--- YOUR TASK ---
Return every line of the rows below without changing a character, but leave out the pictures.

--- RAW DATA ---
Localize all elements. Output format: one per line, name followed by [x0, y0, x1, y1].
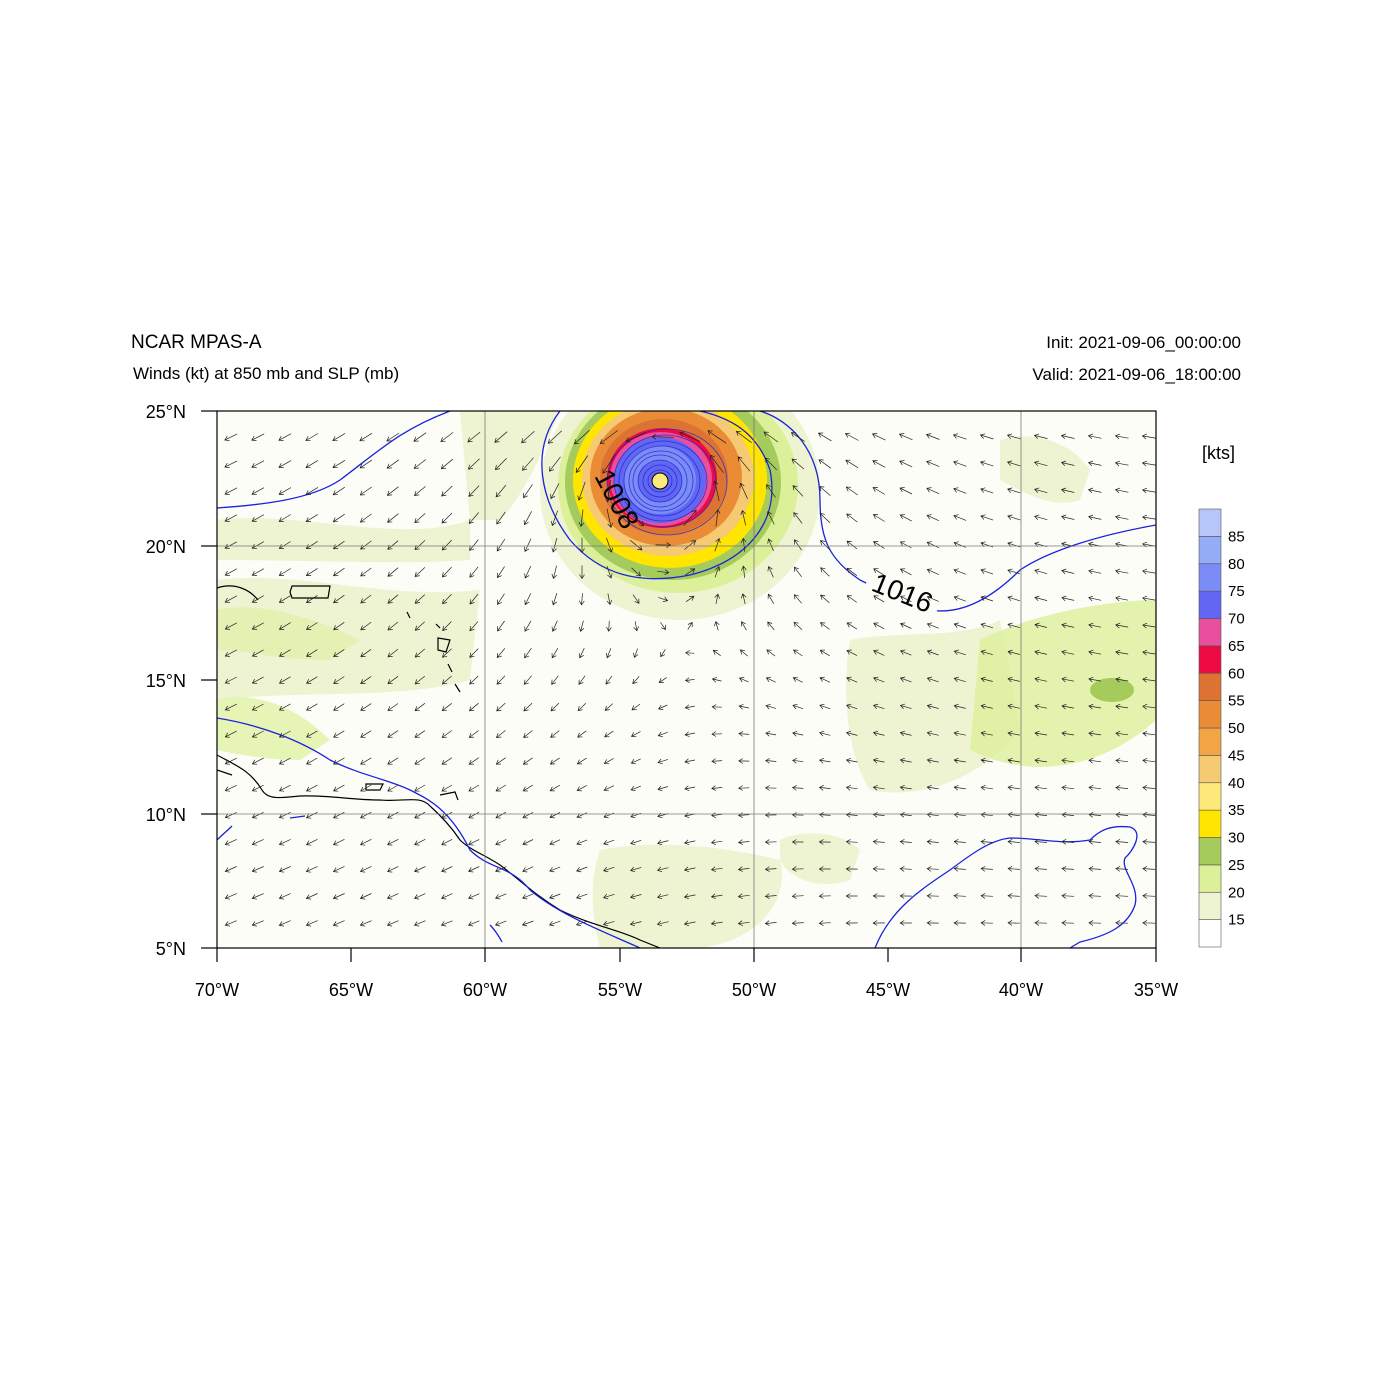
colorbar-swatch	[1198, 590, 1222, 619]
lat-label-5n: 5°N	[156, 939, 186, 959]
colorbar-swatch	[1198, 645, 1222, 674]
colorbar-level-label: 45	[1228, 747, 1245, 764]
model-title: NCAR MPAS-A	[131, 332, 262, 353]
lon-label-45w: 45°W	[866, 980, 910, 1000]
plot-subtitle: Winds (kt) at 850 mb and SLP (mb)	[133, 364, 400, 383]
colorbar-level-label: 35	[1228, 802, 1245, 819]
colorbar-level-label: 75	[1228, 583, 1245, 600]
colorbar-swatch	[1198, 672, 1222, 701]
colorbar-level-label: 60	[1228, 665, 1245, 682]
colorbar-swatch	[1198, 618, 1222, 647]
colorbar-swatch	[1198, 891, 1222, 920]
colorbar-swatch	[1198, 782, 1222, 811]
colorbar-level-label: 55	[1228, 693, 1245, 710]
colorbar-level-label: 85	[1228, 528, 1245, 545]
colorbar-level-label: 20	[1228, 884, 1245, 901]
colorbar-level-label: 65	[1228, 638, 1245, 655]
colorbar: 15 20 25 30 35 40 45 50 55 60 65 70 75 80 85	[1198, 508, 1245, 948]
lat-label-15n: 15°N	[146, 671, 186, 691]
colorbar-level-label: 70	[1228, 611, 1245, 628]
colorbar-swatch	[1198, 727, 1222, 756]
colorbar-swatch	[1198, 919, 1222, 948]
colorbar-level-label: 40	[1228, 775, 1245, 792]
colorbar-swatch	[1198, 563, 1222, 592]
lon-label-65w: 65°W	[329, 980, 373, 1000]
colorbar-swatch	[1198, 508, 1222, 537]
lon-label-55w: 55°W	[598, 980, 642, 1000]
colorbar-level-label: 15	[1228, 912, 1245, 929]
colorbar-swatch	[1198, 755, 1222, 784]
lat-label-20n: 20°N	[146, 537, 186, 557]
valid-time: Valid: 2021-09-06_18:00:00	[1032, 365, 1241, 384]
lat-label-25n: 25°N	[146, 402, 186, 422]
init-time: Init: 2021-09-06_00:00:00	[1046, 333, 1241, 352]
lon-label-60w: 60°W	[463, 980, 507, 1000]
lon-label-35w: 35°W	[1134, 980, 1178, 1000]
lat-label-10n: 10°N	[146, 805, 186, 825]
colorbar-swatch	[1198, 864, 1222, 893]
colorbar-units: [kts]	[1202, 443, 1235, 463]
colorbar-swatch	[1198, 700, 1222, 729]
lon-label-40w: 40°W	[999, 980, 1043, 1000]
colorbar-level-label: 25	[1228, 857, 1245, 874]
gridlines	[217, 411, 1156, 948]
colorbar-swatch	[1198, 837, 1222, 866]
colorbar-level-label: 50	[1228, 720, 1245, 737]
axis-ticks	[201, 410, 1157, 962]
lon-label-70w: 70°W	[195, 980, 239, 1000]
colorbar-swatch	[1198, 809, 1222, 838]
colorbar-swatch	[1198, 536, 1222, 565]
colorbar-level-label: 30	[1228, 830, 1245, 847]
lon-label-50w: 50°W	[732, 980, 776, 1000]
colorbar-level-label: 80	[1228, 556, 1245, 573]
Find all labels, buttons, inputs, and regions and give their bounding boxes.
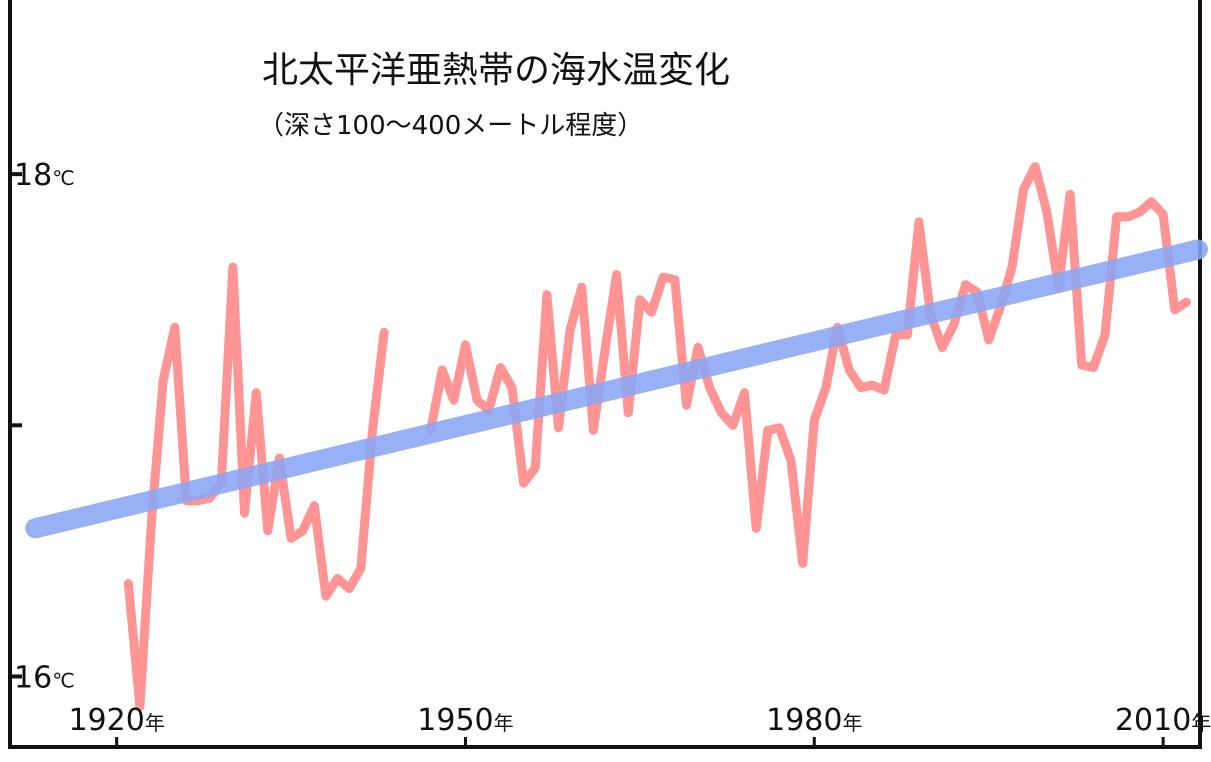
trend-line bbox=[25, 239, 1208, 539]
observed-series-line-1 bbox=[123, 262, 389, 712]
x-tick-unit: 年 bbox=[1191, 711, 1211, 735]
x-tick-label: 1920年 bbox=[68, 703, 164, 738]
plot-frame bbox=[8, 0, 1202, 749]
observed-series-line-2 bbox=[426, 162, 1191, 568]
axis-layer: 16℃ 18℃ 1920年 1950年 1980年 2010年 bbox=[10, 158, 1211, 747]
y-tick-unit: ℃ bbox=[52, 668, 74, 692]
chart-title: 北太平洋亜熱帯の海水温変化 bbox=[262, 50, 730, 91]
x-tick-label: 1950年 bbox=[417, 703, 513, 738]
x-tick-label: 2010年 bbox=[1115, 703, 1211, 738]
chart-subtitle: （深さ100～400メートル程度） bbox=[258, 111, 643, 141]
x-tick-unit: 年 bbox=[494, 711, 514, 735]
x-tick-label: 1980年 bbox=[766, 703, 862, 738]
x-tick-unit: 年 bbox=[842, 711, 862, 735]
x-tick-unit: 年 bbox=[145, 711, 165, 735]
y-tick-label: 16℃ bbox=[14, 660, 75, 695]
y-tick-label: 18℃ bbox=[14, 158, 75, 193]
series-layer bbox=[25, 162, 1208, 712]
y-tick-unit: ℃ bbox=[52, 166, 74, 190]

--- THE ANSWER ---
Localize all elements. Output format: one per line, name followed by [x0, y0, x1, y1].
colorbar-swatch	[1198, 590, 1222, 619]
lat-label-5n: 5°N	[156, 939, 186, 959]
colorbar-swatch	[1198, 645, 1222, 674]
colorbar-level-label: 45	[1228, 747, 1245, 764]
model-title: NCAR MPAS-A	[131, 332, 262, 353]
lon-label-45w: 45°W	[866, 980, 910, 1000]
plot-subtitle: Winds (kt) at 850 mb and SLP (mb)	[133, 364, 400, 383]
colorbar-level-label: 35	[1228, 802, 1245, 819]
colorbar-level-label: 75	[1228, 583, 1245, 600]
colorbar-swatch	[1198, 672, 1222, 701]
colorbar-level-label: 60	[1228, 665, 1245, 682]
colorbar-swatch	[1198, 618, 1222, 647]
colorbar-swatch	[1198, 891, 1222, 920]
colorbar-swatch	[1198, 782, 1222, 811]
colorbar-level-label: 55	[1228, 693, 1245, 710]
colorbar-level-label: 85	[1228, 528, 1245, 545]
colorbar-level-label: 20	[1228, 884, 1245, 901]
colorbar-level-label: 65	[1228, 638, 1245, 655]
colorbar: 15 20 25 30 35 40 45 50 55 60 65 70 75 80 85	[1198, 508, 1245, 948]
lat-label-15n: 15°N	[146, 671, 186, 691]
colorbar-level-label: 70	[1228, 611, 1245, 628]
colorbar-swatch	[1198, 727, 1222, 756]
colorbar-swatch	[1198, 919, 1222, 948]
colorbar-level-label: 40	[1228, 775, 1245, 792]
colorbar-swatch	[1198, 563, 1222, 592]
lon-label-65w: 65°W	[329, 980, 373, 1000]
colorbar-swatch	[1198, 508, 1222, 537]
lon-label-55w: 55°W	[598, 980, 642, 1000]
colorbar-level-label: 15	[1228, 912, 1245, 929]
colorbar-swatch	[1198, 755, 1222, 784]
lat-label-20n: 20°N	[146, 537, 186, 557]
valid-time: Valid: 2021-09-06_18:00:00	[1032, 365, 1241, 384]
lat-label-25n: 25°N	[146, 402, 186, 422]
init-time: Init: 2021-09-06_00:00:00	[1046, 333, 1241, 352]
lon-label-60w: 60°W	[463, 980, 507, 1000]
lon-label-35w: 35°W	[1134, 980, 1178, 1000]
lat-label-10n: 10°N	[146, 805, 186, 825]
colorbar-swatch	[1198, 864, 1222, 893]
colorbar-units: [kts]	[1202, 443, 1235, 463]
colorbar-swatch	[1198, 700, 1222, 729]
lon-label-40w: 40°W	[999, 980, 1043, 1000]
colorbar-level-label: 25	[1228, 857, 1245, 874]
gridlines	[217, 411, 1156, 948]
colorbar-swatch	[1198, 837, 1222, 866]
colorbar-level-label: 50	[1228, 720, 1245, 737]
axis-ticks	[201, 410, 1157, 962]
lon-label-70w: 70°W	[195, 980, 239, 1000]
colorbar-swatch	[1198, 809, 1222, 838]
colorbar-swatch	[1198, 536, 1222, 565]
colorbar-level-label: 30	[1228, 830, 1245, 847]
lon-label-50w: 50°W	[732, 980, 776, 1000]
colorbar-level-label: 80	[1228, 556, 1245, 573]
Find all labels, buttons, inputs, and regions and give their bounding boxes.
trend-line bbox=[25, 239, 1208, 539]
observed-series-line-1 bbox=[123, 262, 389, 712]
x-tick-unit: 年 bbox=[1191, 711, 1211, 735]
x-tick-label: 1920年 bbox=[68, 703, 164, 738]
plot-frame bbox=[8, 0, 1202, 749]
observed-series-line-2 bbox=[426, 162, 1191, 568]
axis-layer: 16℃ 18℃ 1920年 1950年 1980年 2010年 bbox=[10, 158, 1211, 747]
y-tick-unit: ℃ bbox=[52, 668, 74, 692]
chart-title: 北太平洋亜熱帯の海水温変化 bbox=[262, 50, 730, 91]
x-tick-label: 1950年 bbox=[417, 703, 513, 738]
x-tick-label: 2010年 bbox=[1115, 703, 1211, 738]
chart-subtitle: （深さ100～400メートル程度） bbox=[258, 111, 643, 141]
x-tick-unit: 年 bbox=[494, 711, 514, 735]
x-tick-label: 1980年 bbox=[766, 703, 862, 738]
x-tick-unit: 年 bbox=[842, 711, 862, 735]
x-tick-unit: 年 bbox=[145, 711, 165, 735]
y-tick-label: 16℃ bbox=[14, 660, 75, 695]
y-tick-label: 18℃ bbox=[14, 158, 75, 193]
series-layer bbox=[25, 162, 1208, 712]
y-tick-unit: ℃ bbox=[52, 166, 74, 190]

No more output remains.